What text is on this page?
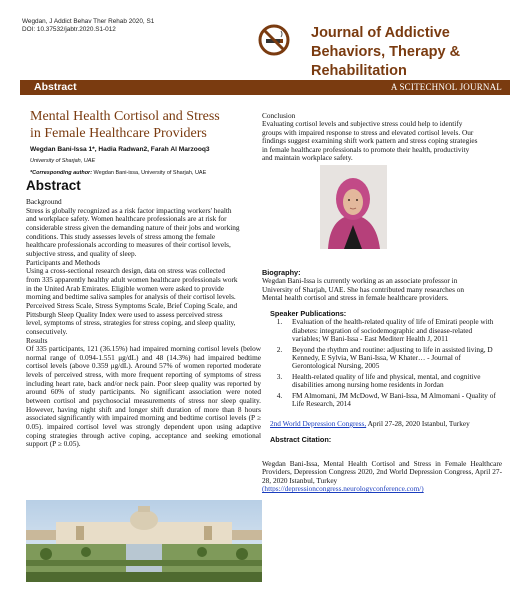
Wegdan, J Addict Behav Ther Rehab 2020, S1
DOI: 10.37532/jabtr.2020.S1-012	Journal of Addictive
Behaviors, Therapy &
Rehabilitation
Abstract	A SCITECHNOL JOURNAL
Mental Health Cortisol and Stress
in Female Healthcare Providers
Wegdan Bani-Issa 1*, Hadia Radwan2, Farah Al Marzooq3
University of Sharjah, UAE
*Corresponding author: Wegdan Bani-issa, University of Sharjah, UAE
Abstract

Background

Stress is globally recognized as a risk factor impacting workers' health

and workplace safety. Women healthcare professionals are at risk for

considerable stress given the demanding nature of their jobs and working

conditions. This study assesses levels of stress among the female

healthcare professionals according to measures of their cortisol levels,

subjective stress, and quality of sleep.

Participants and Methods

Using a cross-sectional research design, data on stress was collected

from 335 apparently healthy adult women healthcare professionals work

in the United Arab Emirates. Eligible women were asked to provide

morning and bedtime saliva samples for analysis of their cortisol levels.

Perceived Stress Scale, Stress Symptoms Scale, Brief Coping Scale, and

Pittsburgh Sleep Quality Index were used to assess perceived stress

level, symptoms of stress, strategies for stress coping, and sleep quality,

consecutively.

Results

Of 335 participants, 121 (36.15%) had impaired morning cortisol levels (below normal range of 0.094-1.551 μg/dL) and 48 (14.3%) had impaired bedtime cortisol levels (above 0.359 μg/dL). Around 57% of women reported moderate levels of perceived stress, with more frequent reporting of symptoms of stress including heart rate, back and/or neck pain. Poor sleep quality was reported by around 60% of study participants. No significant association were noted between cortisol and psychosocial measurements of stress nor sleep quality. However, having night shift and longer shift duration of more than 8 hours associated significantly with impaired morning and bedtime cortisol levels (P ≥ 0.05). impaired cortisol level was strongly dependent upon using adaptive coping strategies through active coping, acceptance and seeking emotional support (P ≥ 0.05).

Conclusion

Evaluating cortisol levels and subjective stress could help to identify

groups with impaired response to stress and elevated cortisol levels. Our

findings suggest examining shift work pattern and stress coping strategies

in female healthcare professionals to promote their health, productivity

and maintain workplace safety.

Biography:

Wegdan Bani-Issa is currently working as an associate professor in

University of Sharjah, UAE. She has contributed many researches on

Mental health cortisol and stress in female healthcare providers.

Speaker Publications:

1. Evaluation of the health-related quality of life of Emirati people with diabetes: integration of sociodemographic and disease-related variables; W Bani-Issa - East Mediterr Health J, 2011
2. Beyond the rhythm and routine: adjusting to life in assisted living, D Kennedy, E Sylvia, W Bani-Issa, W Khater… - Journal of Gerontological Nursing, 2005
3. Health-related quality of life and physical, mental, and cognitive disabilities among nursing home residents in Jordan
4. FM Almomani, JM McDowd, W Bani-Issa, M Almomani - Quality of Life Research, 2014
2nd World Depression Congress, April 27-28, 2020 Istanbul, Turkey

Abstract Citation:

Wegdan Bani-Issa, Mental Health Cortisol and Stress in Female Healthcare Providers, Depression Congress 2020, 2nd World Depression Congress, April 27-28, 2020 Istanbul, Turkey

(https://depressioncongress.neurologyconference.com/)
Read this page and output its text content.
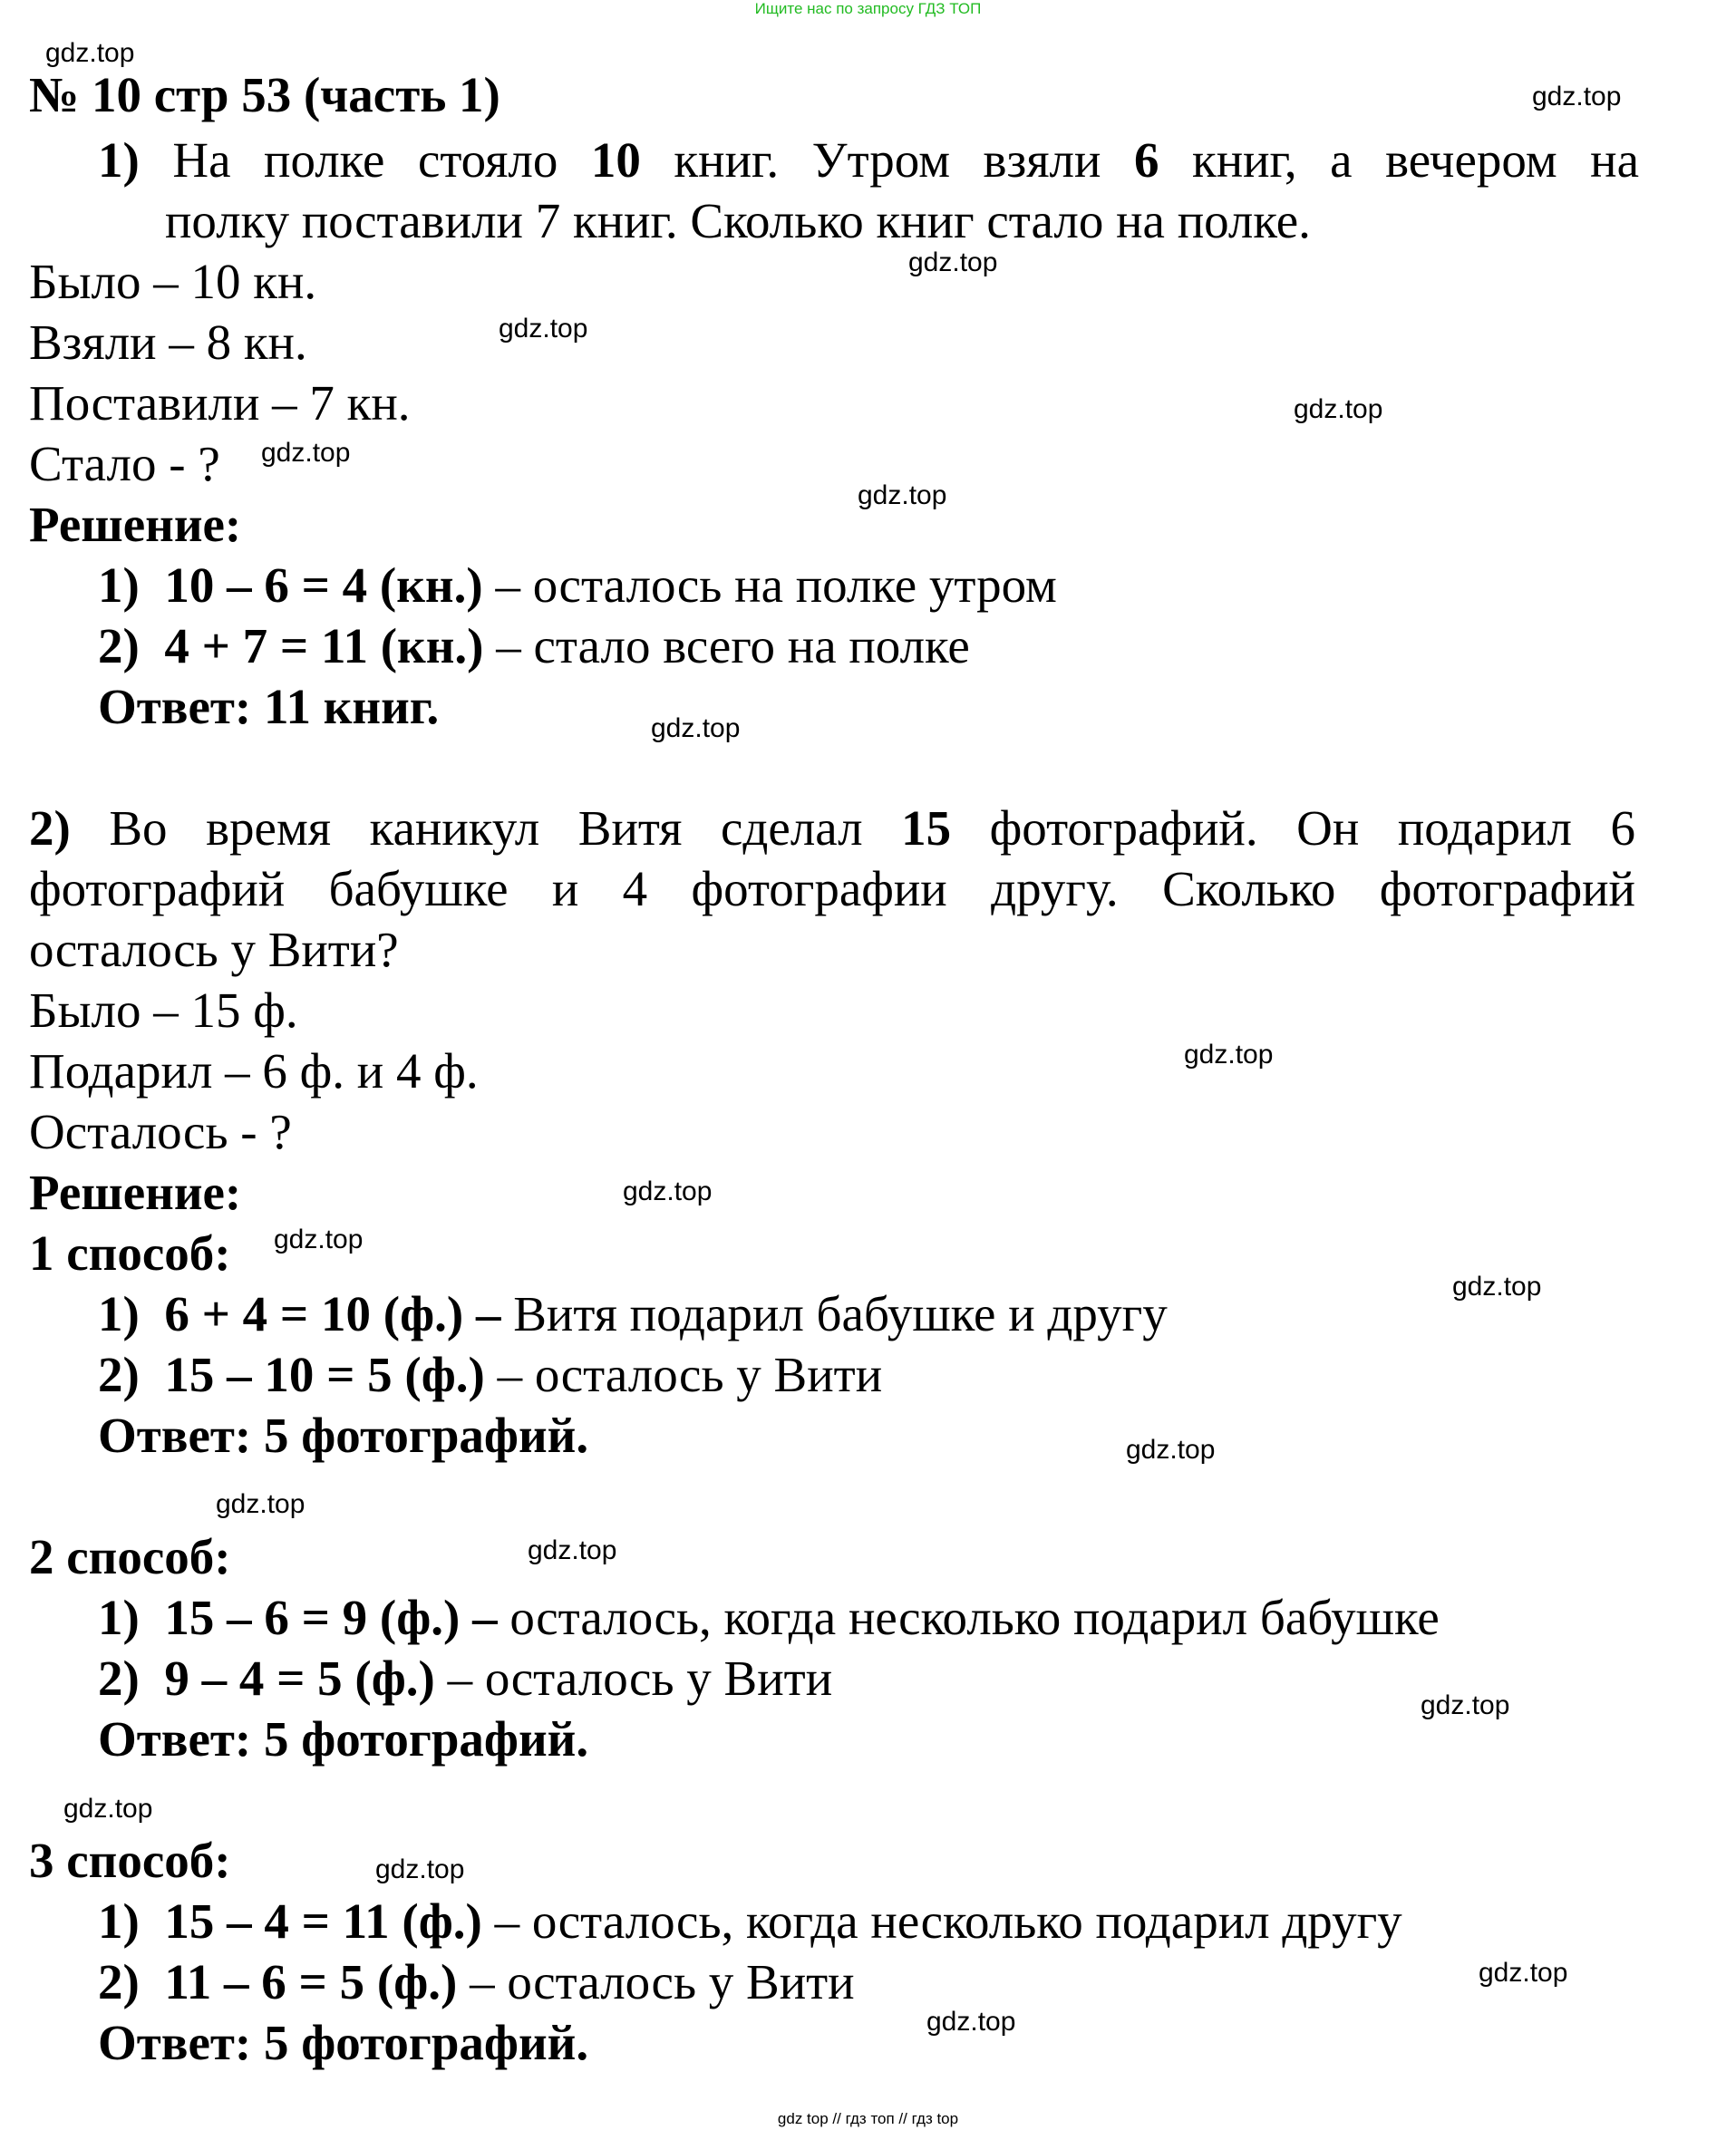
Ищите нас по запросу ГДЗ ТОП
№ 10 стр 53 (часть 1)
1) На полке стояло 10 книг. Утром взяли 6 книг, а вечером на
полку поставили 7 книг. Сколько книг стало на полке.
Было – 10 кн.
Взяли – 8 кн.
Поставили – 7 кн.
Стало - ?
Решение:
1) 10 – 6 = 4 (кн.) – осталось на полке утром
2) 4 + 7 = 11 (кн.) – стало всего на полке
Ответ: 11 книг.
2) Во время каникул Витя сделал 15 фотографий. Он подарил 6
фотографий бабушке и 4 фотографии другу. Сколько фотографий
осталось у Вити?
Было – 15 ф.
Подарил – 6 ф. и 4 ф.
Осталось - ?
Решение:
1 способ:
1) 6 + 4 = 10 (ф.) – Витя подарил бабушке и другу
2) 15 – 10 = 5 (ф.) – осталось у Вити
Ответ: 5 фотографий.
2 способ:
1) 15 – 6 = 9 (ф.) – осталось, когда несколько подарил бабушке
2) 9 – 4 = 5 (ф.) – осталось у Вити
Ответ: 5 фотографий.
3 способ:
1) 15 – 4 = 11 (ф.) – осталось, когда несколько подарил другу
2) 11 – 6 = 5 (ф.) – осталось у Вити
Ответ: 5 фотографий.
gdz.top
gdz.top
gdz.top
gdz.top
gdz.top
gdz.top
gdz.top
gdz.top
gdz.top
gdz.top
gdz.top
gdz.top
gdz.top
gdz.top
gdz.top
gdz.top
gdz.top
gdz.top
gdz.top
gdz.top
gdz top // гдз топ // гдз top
----------
TASK STATEMENT: Omit the pictures and reproduce the listing exactly.

REPLY TO THE TASK:
What text is on this page?
Wegdan, J Addict Behav Ther Rehab 2020, S1
DOI: 10.37532/jabtr.2020.S1-012	Journal of Addictive
Behaviors, Therapy &
Rehabilitation
Abstract	A SCITECHNOL JOURNAL
Mental Health Cortisol and Stress
in Female Healthcare Providers
Wegdan Bani-Issa 1*, Hadia Radwan2, Farah Al Marzooq3
University of Sharjah, UAE
*Corresponding author: Wegdan Bani-issa, University of Sharjah, UAE
Abstract

Background

Stress is globally recognized as a risk factor impacting workers' health

and workplace safety. Women healthcare professionals are at risk for

considerable stress given the demanding nature of their jobs and working

conditions. This study assesses levels of stress among the female

healthcare professionals according to measures of their cortisol levels,

subjective stress, and quality of sleep.

Participants and Methods

Using a cross-sectional research design, data on stress was collected

from 335 apparently healthy adult women healthcare professionals work

in the United Arab Emirates. Eligible women were asked to provide

morning and bedtime saliva samples for analysis of their cortisol levels.

Perceived Stress Scale, Stress Symptoms Scale, Brief Coping Scale, and

Pittsburgh Sleep Quality Index were used to assess perceived stress

level, symptoms of stress, strategies for stress coping, and sleep quality,

consecutively.

Results

Of 335 participants, 121 (36.15%) had impaired morning cortisol levels (below normal range of 0.094-1.551 μg/dL) and 48 (14.3%) had impaired bedtime cortisol levels (above 0.359 μg/dL). Around 57% of women reported moderate levels of perceived stress, with more frequent reporting of symptoms of stress including heart rate, back and/or neck pain. Poor sleep quality was reported by around 60% of study participants. No significant association were noted between cortisol and psychosocial measurements of stress nor sleep quality. However, having night shift and longer shift duration of more than 8 hours associated significantly with impaired morning and bedtime cortisol levels (P ≥ 0.05). impaired cortisol level was strongly dependent upon using adaptive coping strategies through active coping, acceptance and seeking emotional support (P ≥ 0.05).

Conclusion

Evaluating cortisol levels and subjective stress could help to identify

groups with impaired response to stress and elevated cortisol levels. Our

findings suggest examining shift work pattern and stress coping strategies

in female healthcare professionals to promote their health, productivity

and maintain workplace safety.

Biography:

Wegdan Bani-Issa is currently working as an associate professor in

University of Sharjah, UAE. She has contributed many researches on

Mental health cortisol and stress in female healthcare providers.

Speaker Publications:

1. Evaluation of the health-related quality of life of Emirati people with diabetes: integration of sociodemographic and disease-related variables; W Bani-Issa - East Mediterr Health J, 2011
2. Beyond the rhythm and routine: adjusting to life in assisted living, D Kennedy, E Sylvia, W Bani-Issa, W Khater… - Journal of Gerontological Nursing, 2005
3. Health-related quality of life and physical, mental, and cognitive disabilities among nursing home residents in Jordan
4. FM Almomani, JM McDowd, W Bani-Issa, M Almomani - Quality of Life Research, 2014
2nd World Depression Congress, April 27-28, 2020 Istanbul, Turkey

Abstract Citation:

Wegdan Bani-Issa, Mental Health Cortisol and Stress in Female Healthcare Providers, Depression Congress 2020, 2nd World Depression Congress, April 27-28, 2020 Istanbul, Turkey

(https://depressioncongress.neurologyconference.com/)
Read this page and output its text content.
Ищите нас по запросу ГДЗ ТОП
№ 10 стр 53 (часть 1)
1) На полке стояло 10 книг. Утром взяли 6 книг, а вечером на
полку поставили 7 книг. Сколько книг стало на полке.
Было – 10 кн.
Взяли – 8 кн.
Поставили – 7 кн.
Стало - ?
Решение:
1) 10 – 6 = 4 (кн.) – осталось на полке утром
2) 4 + 7 = 11 (кн.) – стало всего на полке
Ответ: 11 книг.
2) Во время каникул Витя сделал 15 фотографий. Он подарил 6
фотографий бабушке и 4 фотографии другу. Сколько фотографий
осталось у Вити?
Было – 15 ф.
Подарил – 6 ф. и 4 ф.
Осталось - ?
Решение:
1 способ:
1) 6 + 4 = 10 (ф.) – Витя подарил бабушке и другу
2) 15 – 10 = 5 (ф.) – осталось у Вити
Ответ: 5 фотографий.
2 способ:
1) 15 – 6 = 9 (ф.) – осталось, когда несколько подарил бабушке
2) 9 – 4 = 5 (ф.) – осталось у Вити
Ответ: 5 фотографий.
3 способ:
1) 15 – 4 = 11 (ф.) – осталось, когда несколько подарил другу
2) 11 – 6 = 5 (ф.) – осталось у Вити
Ответ: 5 фотографий.
gdz.top
gdz.top
gdz.top
gdz.top
gdz.top
gdz.top
gdz.top
gdz.top
gdz.top
gdz.top
gdz.top
gdz.top
gdz.top
gdz.top
gdz.top
gdz.top
gdz.top
gdz.top
gdz.top
gdz.top
gdz top // гдз топ // гдз top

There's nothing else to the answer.